Task item ▸
Copy each entry exactly, leaving nothing out.

*** Entries supplied

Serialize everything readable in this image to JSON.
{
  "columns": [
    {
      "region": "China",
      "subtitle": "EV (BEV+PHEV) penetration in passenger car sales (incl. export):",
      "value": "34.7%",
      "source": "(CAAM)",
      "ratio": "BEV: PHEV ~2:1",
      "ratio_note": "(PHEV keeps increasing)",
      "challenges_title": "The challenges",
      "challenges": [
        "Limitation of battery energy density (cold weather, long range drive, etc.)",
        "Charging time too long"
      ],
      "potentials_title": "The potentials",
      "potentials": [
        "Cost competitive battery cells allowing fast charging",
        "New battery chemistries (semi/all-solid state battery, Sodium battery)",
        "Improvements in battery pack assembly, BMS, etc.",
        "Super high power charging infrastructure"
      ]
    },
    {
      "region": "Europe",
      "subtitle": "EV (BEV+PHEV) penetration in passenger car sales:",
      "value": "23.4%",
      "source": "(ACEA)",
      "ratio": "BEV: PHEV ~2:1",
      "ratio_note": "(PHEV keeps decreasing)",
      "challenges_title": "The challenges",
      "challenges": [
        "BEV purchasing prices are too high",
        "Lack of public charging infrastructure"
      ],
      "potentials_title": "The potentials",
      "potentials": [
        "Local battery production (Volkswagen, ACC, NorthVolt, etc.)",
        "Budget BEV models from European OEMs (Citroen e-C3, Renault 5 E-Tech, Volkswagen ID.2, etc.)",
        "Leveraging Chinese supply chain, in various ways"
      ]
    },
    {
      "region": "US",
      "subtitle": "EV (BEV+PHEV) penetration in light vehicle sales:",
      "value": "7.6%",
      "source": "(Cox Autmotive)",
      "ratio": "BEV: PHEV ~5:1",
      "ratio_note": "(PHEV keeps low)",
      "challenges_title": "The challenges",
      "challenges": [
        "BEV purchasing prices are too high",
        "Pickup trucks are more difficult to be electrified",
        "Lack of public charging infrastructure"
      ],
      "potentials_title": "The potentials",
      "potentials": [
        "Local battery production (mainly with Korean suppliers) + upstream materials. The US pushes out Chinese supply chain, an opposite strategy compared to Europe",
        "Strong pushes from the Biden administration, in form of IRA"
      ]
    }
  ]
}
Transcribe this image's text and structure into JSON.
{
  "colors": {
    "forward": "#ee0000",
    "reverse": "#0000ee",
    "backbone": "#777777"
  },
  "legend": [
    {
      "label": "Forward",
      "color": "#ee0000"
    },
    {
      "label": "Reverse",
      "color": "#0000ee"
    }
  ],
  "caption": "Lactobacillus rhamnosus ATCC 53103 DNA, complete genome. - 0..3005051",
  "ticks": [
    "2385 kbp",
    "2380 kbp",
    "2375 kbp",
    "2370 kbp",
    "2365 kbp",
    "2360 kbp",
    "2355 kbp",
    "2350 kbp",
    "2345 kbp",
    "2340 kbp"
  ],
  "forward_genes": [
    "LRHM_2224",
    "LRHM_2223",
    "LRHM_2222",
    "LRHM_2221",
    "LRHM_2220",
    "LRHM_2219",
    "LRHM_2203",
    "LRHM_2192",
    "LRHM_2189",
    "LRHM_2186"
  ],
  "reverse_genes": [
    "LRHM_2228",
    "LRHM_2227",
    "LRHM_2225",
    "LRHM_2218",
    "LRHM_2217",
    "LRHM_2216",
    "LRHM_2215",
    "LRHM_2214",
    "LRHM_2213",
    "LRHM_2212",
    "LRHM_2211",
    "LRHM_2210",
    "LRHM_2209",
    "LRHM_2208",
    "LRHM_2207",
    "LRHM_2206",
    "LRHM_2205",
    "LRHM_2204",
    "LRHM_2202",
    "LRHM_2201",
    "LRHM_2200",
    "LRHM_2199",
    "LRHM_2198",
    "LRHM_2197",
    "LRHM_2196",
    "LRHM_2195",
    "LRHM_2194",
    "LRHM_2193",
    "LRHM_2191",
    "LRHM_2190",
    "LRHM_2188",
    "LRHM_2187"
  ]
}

******

Written solution ▸
Serialize everything readable in this image to JSON.
{
  "columns": [
    {
      "region": "China",
      "subtitle": "EV (BEV+PHEV) penetration in passenger car sales (incl. export):",
      "value": "34.7%",
      "source": "(CAAM)",
      "ratio": "BEV: PHEV ~2:1",
      "ratio_note": "(PHEV keeps increasing)",
      "challenges_title": "The challenges",
      "challenges": [
        "Limitation of battery energy density (cold weather, long range drive, etc.)",
        "Charging time too long"
      ],
      "potentials_title": "The potentials",
      "potentials": [
        "Cost competitive battery cells allowing fast charging",
        "New battery chemistries (semi/all-solid state battery, Sodium battery)",
        "Improvements in battery pack assembly, BMS, etc.",
        "Super high power charging infrastructure"
      ]
    },
    {
      "region": "Europe",
      "subtitle": "EV (BEV+PHEV) penetration in passenger car sales:",
      "value": "23.4%",
      "source": "(ACEA)",
      "ratio": "BEV: PHEV ~2:1",
      "ratio_note": "(PHEV keeps decreasing)",
      "challenges_title": "The challenges",
      "challenges": [
        "BEV purchasing prices are too high",
        "Lack of public charging infrastructure"
      ],
      "potentials_title": "The potentials",
      "potentials": [
        "Local battery production (Volkswagen, ACC, NorthVolt, etc.)",
        "Budget BEV models from European OEMs (Citroen e-C3, Renault 5 E-Tech, Volkswagen ID.2, etc.)",
        "Leveraging Chinese supply chain, in various ways"
      ]
    },
    {
      "region": "US",
      "subtitle": "EV (BEV+PHEV) penetration in light vehicle sales:",
      "value": "7.6%",
      "source": "(Cox Autmotive)",
      "ratio": "BEV: PHEV ~5:1",
      "ratio_note": "(PHEV keeps low)",
      "challenges_title": "The challenges",
      "challenges": [
        "BEV purchasing prices are too high",
        "Pickup trucks are more difficult to be electrified",
        "Lack of public charging infrastructure"
      ],
      "potentials_title": "The potentials",
      "potentials": [
        "Local battery production (mainly with Korean suppliers) + upstream materials. The US pushes out Chinese supply chain, an opposite strategy compared to Europe",
        "Strong pushes from the Biden administration, in form of IRA"
      ]
    }
  ]
}
Transcribe this image's text and structure into JSON.
{
  "colors": {
    "forward": "#ee0000",
    "reverse": "#0000ee",
    "backbone": "#777777"
  },
  "legend": [
    {
      "label": "Forward",
      "color": "#ee0000"
    },
    {
      "label": "Reverse",
      "color": "#0000ee"
    }
  ],
  "caption": "Lactobacillus rhamnosus ATCC 53103 DNA, complete genome. - 0..3005051",
  "ticks": [
    "2385 kbp",
    "2380 kbp",
    "2375 kbp",
    "2370 kbp",
    "2365 kbp",
    "2360 kbp",
    "2355 kbp",
    "2350 kbp",
    "2345 kbp",
    "2340 kbp"
  ],
  "forward_genes": [
    "LRHM_2224",
    "LRHM_2223",
    "LRHM_2222",
    "LRHM_2221",
    "LRHM_2220",
    "LRHM_2219",
    "LRHM_2203",
    "LRHM_2192",
    "LRHM_2189",
    "LRHM_2186"
  ],
  "reverse_genes": [
    "LRHM_2228",
    "LRHM_2227",
    "LRHM_2225",
    "LRHM_2218",
    "LRHM_2217",
    "LRHM_2216",
    "LRHM_2215",
    "LRHM_2214",
    "LRHM_2213",
    "LRHM_2212",
    "LRHM_2211",
    "LRHM_2210",
    "LRHM_2209",
    "LRHM_2208",
    "LRHM_2207",
    "LRHM_2206",
    "LRHM_2205",
    "LRHM_2204",
    "LRHM_2202",
    "LRHM_2201",
    "LRHM_2200",
    "LRHM_2199",
    "LRHM_2198",
    "LRHM_2197",
    "LRHM_2196",
    "LRHM_2195",
    "LRHM_2194",
    "LRHM_2193",
    "LRHM_2191",
    "LRHM_2190",
    "LRHM_2188",
    "LRHM_2187"
  ]
}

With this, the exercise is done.